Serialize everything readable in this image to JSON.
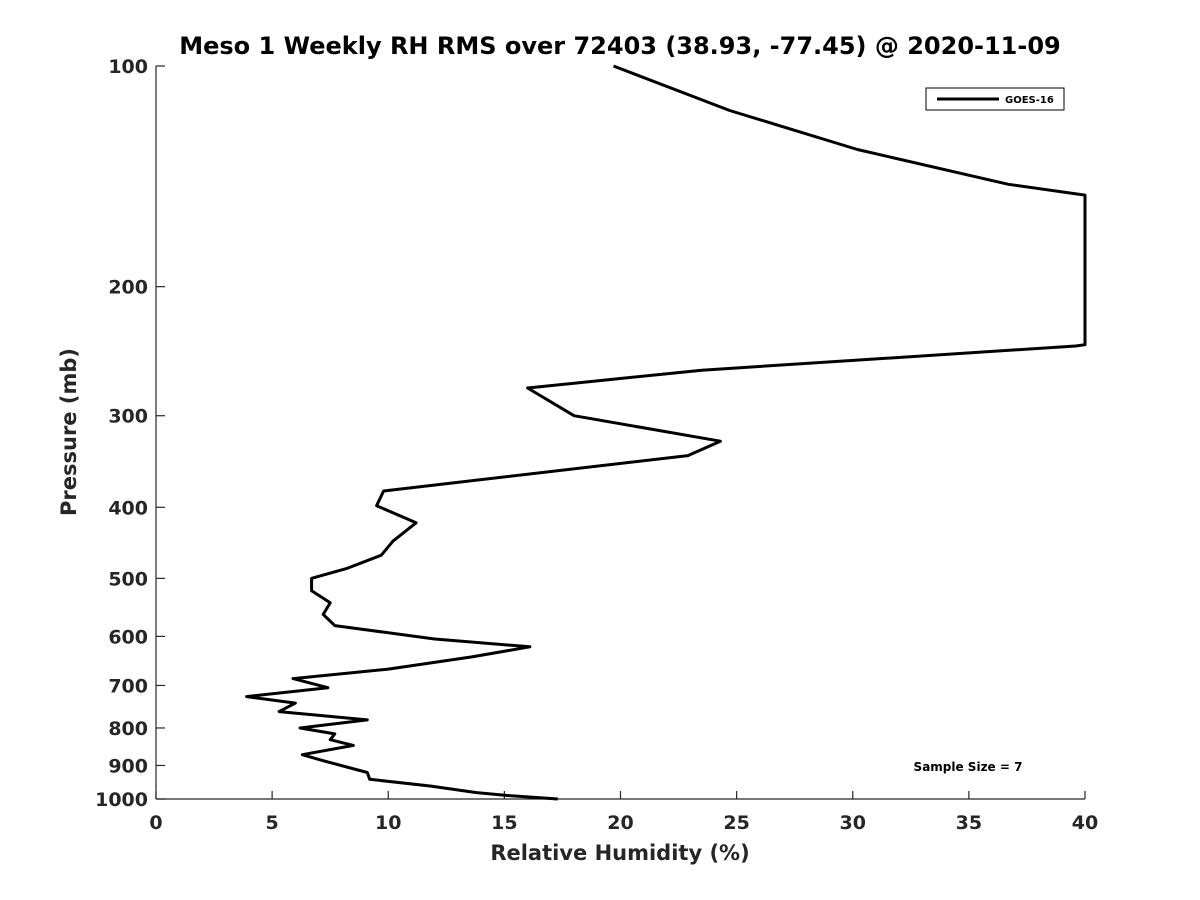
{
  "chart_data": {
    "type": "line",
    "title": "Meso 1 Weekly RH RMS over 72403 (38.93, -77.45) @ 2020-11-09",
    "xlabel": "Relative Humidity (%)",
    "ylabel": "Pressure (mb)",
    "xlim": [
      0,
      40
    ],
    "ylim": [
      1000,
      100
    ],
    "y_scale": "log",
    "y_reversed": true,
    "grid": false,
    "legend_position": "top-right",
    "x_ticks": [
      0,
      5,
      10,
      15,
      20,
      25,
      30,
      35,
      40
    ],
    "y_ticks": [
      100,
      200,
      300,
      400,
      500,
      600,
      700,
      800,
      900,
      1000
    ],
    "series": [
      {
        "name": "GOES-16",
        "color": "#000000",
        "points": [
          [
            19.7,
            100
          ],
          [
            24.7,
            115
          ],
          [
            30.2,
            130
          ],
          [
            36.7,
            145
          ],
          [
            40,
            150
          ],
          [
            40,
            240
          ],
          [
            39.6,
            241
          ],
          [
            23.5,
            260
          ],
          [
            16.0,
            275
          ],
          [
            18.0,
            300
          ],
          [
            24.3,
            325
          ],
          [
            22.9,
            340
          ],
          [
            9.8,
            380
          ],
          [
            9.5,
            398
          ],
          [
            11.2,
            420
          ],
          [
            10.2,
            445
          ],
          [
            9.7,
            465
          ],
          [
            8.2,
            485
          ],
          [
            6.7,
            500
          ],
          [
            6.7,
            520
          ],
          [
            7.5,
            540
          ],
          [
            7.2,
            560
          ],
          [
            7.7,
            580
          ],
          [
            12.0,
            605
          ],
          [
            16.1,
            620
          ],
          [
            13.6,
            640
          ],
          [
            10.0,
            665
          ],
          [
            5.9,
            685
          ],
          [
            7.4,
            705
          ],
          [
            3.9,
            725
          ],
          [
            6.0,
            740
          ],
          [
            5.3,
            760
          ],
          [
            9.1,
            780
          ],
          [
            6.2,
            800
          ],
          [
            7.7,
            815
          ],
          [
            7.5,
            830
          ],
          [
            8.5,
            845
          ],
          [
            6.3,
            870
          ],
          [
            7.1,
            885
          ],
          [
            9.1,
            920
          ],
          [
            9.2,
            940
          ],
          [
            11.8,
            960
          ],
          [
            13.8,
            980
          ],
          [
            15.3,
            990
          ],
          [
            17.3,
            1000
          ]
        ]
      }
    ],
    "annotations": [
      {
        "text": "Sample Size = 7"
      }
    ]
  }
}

Task objective
Quote the data above in full and without alteration; skip the pictures.

Written response
Serialize everything readable in this image to JSON.
{
  "chart_data": {
    "type": "line",
    "title": "Meso 1 Weekly RH RMS over 72403 (38.93, -77.45) @ 2020-11-09",
    "xlabel": "Relative Humidity (%)",
    "ylabel": "Pressure (mb)",
    "xlim": [
      0,
      40
    ],
    "ylim": [
      1000,
      100
    ],
    "y_scale": "log",
    "y_reversed": true,
    "grid": false,
    "legend_position": "top-right",
    "x_ticks": [
      0,
      5,
      10,
      15,
      20,
      25,
      30,
      35,
      40
    ],
    "y_ticks": [
      100,
      200,
      300,
      400,
      500,
      600,
      700,
      800,
      900,
      1000
    ],
    "series": [
      {
        "name": "GOES-16",
        "color": "#000000",
        "points": [
          [
            19.7,
            100
          ],
          [
            24.7,
            115
          ],
          [
            30.2,
            130
          ],
          [
            36.7,
            145
          ],
          [
            40,
            150
          ],
          [
            40,
            240
          ],
          [
            39.6,
            241
          ],
          [
            23.5,
            260
          ],
          [
            16.0,
            275
          ],
          [
            18.0,
            300
          ],
          [
            24.3,
            325
          ],
          [
            22.9,
            340
          ],
          [
            9.8,
            380
          ],
          [
            9.5,
            398
          ],
          [
            11.2,
            420
          ],
          [
            10.2,
            445
          ],
          [
            9.7,
            465
          ],
          [
            8.2,
            485
          ],
          [
            6.7,
            500
          ],
          [
            6.7,
            520
          ],
          [
            7.5,
            540
          ],
          [
            7.2,
            560
          ],
          [
            7.7,
            580
          ],
          [
            12.0,
            605
          ],
          [
            16.1,
            620
          ],
          [
            13.6,
            640
          ],
          [
            10.0,
            665
          ],
          [
            5.9,
            685
          ],
          [
            7.4,
            705
          ],
          [
            3.9,
            725
          ],
          [
            6.0,
            740
          ],
          [
            5.3,
            760
          ],
          [
            9.1,
            780
          ],
          [
            6.2,
            800
          ],
          [
            7.7,
            815
          ],
          [
            7.5,
            830
          ],
          [
            8.5,
            845
          ],
          [
            6.3,
            870
          ],
          [
            7.1,
            885
          ],
          [
            9.1,
            920
          ],
          [
            9.2,
            940
          ],
          [
            11.8,
            960
          ],
          [
            13.8,
            980
          ],
          [
            15.3,
            990
          ],
          [
            17.3,
            1000
          ]
        ]
      }
    ],
    "annotations": [
      {
        "text": "Sample Size = 7"
      }
    ]
  }
}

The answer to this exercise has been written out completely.